→ GIVEN RECORDS
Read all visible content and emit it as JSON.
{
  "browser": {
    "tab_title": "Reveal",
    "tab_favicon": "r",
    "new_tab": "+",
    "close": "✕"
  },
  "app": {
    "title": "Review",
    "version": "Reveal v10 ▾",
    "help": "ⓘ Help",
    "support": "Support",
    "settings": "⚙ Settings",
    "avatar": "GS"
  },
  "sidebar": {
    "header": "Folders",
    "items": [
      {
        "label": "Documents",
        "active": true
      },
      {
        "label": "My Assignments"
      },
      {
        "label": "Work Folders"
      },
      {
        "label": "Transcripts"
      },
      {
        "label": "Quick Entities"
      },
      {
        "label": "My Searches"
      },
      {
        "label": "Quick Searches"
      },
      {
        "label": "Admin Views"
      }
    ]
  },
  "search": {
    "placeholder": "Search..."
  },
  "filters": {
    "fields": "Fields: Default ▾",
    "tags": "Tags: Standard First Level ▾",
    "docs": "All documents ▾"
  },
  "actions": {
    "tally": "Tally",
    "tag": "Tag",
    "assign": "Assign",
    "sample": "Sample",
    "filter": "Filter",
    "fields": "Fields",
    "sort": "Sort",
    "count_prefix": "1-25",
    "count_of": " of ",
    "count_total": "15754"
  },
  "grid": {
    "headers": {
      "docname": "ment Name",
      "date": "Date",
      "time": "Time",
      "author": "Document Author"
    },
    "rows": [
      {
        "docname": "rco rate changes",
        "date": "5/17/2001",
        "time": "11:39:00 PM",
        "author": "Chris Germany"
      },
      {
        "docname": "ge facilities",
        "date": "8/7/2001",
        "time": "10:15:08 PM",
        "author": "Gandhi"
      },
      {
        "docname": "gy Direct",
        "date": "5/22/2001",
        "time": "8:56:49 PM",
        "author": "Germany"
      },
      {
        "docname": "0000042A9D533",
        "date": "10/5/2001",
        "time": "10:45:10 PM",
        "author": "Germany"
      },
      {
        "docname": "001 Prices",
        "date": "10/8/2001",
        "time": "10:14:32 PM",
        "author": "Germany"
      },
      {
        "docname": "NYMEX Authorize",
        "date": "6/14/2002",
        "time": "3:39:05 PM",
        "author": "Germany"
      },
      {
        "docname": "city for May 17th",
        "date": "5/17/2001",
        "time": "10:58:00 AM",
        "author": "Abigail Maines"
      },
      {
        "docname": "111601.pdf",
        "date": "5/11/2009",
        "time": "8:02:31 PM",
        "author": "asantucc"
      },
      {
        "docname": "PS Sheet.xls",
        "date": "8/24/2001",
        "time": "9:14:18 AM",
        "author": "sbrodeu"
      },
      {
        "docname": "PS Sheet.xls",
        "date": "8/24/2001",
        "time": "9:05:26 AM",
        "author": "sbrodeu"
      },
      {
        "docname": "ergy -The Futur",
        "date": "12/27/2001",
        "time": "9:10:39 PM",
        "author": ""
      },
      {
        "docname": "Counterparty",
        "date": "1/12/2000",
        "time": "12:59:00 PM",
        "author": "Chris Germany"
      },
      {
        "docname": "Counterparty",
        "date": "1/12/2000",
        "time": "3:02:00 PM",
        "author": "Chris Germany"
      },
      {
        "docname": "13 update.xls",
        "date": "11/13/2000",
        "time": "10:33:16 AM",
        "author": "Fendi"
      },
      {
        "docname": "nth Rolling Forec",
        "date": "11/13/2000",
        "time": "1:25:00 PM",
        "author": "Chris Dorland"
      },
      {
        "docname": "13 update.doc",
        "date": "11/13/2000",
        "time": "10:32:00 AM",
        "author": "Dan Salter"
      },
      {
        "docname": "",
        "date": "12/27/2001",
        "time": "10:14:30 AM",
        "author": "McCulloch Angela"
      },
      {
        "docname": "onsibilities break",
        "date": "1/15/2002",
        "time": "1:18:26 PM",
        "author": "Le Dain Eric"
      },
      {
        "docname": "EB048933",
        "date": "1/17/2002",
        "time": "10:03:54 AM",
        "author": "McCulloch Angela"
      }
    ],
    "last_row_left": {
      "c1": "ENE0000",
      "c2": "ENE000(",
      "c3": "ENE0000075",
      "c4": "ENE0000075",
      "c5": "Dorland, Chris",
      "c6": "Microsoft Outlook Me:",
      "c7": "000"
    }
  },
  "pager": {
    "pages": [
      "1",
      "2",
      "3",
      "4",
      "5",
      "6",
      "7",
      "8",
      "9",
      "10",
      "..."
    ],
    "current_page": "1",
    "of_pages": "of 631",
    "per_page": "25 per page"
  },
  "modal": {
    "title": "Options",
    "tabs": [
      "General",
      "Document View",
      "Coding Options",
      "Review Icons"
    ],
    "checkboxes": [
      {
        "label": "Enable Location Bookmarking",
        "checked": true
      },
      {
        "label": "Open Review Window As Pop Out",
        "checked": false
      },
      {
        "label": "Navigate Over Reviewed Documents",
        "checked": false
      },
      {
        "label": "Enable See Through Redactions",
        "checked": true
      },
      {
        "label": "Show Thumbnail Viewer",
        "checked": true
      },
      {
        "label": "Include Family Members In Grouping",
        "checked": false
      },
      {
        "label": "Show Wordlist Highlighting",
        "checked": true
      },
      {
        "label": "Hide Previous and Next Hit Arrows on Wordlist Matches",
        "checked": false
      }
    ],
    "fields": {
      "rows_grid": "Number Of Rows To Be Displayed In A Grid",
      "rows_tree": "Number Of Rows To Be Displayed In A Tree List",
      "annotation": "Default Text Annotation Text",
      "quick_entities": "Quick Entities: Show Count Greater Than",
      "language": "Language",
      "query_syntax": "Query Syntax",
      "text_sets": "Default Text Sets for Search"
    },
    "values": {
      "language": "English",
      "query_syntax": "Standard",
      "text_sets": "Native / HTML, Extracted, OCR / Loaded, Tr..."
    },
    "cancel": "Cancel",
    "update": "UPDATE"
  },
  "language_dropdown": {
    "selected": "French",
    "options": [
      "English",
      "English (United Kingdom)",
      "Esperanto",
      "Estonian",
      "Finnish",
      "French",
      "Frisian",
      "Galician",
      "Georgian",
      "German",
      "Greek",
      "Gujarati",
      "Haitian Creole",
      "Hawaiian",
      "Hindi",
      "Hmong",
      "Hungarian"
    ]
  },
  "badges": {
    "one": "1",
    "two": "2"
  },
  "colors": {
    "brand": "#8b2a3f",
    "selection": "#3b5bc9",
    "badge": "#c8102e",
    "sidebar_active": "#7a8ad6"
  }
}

→ OBJECTIVE
Copy the records above exactly.

→ FINAL RESULT
Read all visible content and emit it as JSON.
{
  "browser": {
    "tab_title": "Reveal",
    "tab_favicon": "r",
    "new_tab": "+",
    "close": "✕"
  },
  "app": {
    "title": "Review",
    "version": "Reveal v10 ▾",
    "help": "ⓘ Help",
    "support": "Support",
    "settings": "⚙ Settings",
    "avatar": "GS"
  },
  "sidebar": {
    "header": "Folders",
    "items": [
      {
        "label": "Documents",
        "active": true
      },
      {
        "label": "My Assignments"
      },
      {
        "label": "Work Folders"
      },
      {
        "label": "Transcripts"
      },
      {
        "label": "Quick Entities"
      },
      {
        "label": "My Searches"
      },
      {
        "label": "Quick Searches"
      },
      {
        "label": "Admin Views"
      }
    ]
  },
  "search": {
    "placeholder": "Search..."
  },
  "filters": {
    "fields": "Fields: Default ▾",
    "tags": "Tags: Standard First Level ▾",
    "docs": "All documents ▾"
  },
  "actions": {
    "tally": "Tally",
    "tag": "Tag",
    "assign": "Assign",
    "sample": "Sample",
    "filter": "Filter",
    "fields": "Fields",
    "sort": "Sort",
    "count_prefix": "1-25",
    "count_of": " of ",
    "count_total": "15754"
  },
  "grid": {
    "headers": {
      "docname": "ment Name",
      "date": "Date",
      "time": "Time",
      "author": "Document Author"
    },
    "rows": [
      {
        "docname": "rco rate changes",
        "date": "5/17/2001",
        "time": "11:39:00 PM",
        "author": "Chris Germany"
      },
      {
        "docname": "ge facilities",
        "date": "8/7/2001",
        "time": "10:15:08 PM",
        "author": "Gandhi"
      },
      {
        "docname": "gy Direct",
        "date": "5/22/2001",
        "time": "8:56:49 PM",
        "author": "Germany"
      },
      {
        "docname": "0000042A9D533",
        "date": "10/5/2001",
        "time": "10:45:10 PM",
        "author": "Germany"
      },
      {
        "docname": "001 Prices",
        "date": "10/8/2001",
        "time": "10:14:32 PM",
        "author": "Germany"
      },
      {
        "docname": "NYMEX Authorize",
        "date": "6/14/2002",
        "time": "3:39:05 PM",
        "author": "Germany"
      },
      {
        "docname": "city for May 17th",
        "date": "5/17/2001",
        "time": "10:58:00 AM",
        "author": "Abigail Maines"
      },
      {
        "docname": "111601.pdf",
        "date": "5/11/2009",
        "time": "8:02:31 PM",
        "author": "asantucc"
      },
      {
        "docname": "PS Sheet.xls",
        "date": "8/24/2001",
        "time": "9:14:18 AM",
        "author": "sbrodeu"
      },
      {
        "docname": "PS Sheet.xls",
        "date": "8/24/2001",
        "time": "9:05:26 AM",
        "author": "sbrodeu"
      },
      {
        "docname": "ergy -The Futur",
        "date": "12/27/2001",
        "time": "9:10:39 PM",
        "author": ""
      },
      {
        "docname": "Counterparty",
        "date": "1/12/2000",
        "time": "12:59:00 PM",
        "author": "Chris Germany"
      },
      {
        "docname": "Counterparty",
        "date": "1/12/2000",
        "time": "3:02:00 PM",
        "author": "Chris Germany"
      },
      {
        "docname": "13 update.xls",
        "date": "11/13/2000",
        "time": "10:33:16 AM",
        "author": "Fendi"
      },
      {
        "docname": "nth Rolling Forec",
        "date": "11/13/2000",
        "time": "1:25:00 PM",
        "author": "Chris Dorland"
      },
      {
        "docname": "13 update.doc",
        "date": "11/13/2000",
        "time": "10:32:00 AM",
        "author": "Dan Salter"
      },
      {
        "docname": "",
        "date": "12/27/2001",
        "time": "10:14:30 AM",
        "author": "McCulloch Angela"
      },
      {
        "docname": "onsibilities break",
        "date": "1/15/2002",
        "time": "1:18:26 PM",
        "author": "Le Dain Eric"
      },
      {
        "docname": "EB048933",
        "date": "1/17/2002",
        "time": "10:03:54 AM",
        "author": "McCulloch Angela"
      }
    ],
    "last_row_left": {
      "c1": "ENE0000",
      "c2": "ENE000(",
      "c3": "ENE0000075",
      "c4": "ENE0000075",
      "c5": "Dorland, Chris",
      "c6": "Microsoft Outlook Me:",
      "c7": "000"
    }
  },
  "pager": {
    "pages": [
      "1",
      "2",
      "3",
      "4",
      "5",
      "6",
      "7",
      "8",
      "9",
      "10",
      "..."
    ],
    "current_page": "1",
    "of_pages": "of 631",
    "per_page": "25 per page"
  },
  "modal": {
    "title": "Options",
    "tabs": [
      "General",
      "Document View",
      "Coding Options",
      "Review Icons"
    ],
    "checkboxes": [
      {
        "label": "Enable Location Bookmarking",
        "checked": true
      },
      {
        "label": "Open Review Window As Pop Out",
        "checked": false
      },
      {
        "label": "Navigate Over Reviewed Documents",
        "checked": false
      },
      {
        "label": "Enable See Through Redactions",
        "checked": true
      },
      {
        "label": "Show Thumbnail Viewer",
        "checked": true
      },
      {
        "label": "Include Family Members In Grouping",
        "checked": false
      },
      {
        "label": "Show Wordlist Highlighting",
        "checked": true
      },
      {
        "label": "Hide Previous and Next Hit Arrows on Wordlist Matches",
        "checked": false
      }
    ],
    "fields": {
      "rows_grid": "Number Of Rows To Be Displayed In A Grid",
      "rows_tree": "Number Of Rows To Be Displayed In A Tree List",
      "annotation": "Default Text Annotation Text",
      "quick_entities": "Quick Entities: Show Count Greater Than",
      "language": "Language",
      "query_syntax": "Query Syntax",
      "text_sets": "Default Text Sets for Search"
    },
    "values": {
      "language": "English",
      "query_syntax": "Standard",
      "text_sets": "Native / HTML, Extracted, OCR / Loaded, Tr..."
    },
    "cancel": "Cancel",
    "update": "UPDATE"
  },
  "language_dropdown": {
    "selected": "French",
    "options": [
      "English",
      "English (United Kingdom)",
      "Esperanto",
      "Estonian",
      "Finnish",
      "French",
      "Frisian",
      "Galician",
      "Georgian",
      "German",
      "Greek",
      "Gujarati",
      "Haitian Creole",
      "Hawaiian",
      "Hindi",
      "Hmong",
      "Hungarian"
    ]
  },
  "badges": {
    "one": "1",
    "two": "2"
  },
  "colors": {
    "brand": "#8b2a3f",
    "selection": "#3b5bc9",
    "badge": "#c8102e",
    "sidebar_active": "#7a8ad6"
  }
}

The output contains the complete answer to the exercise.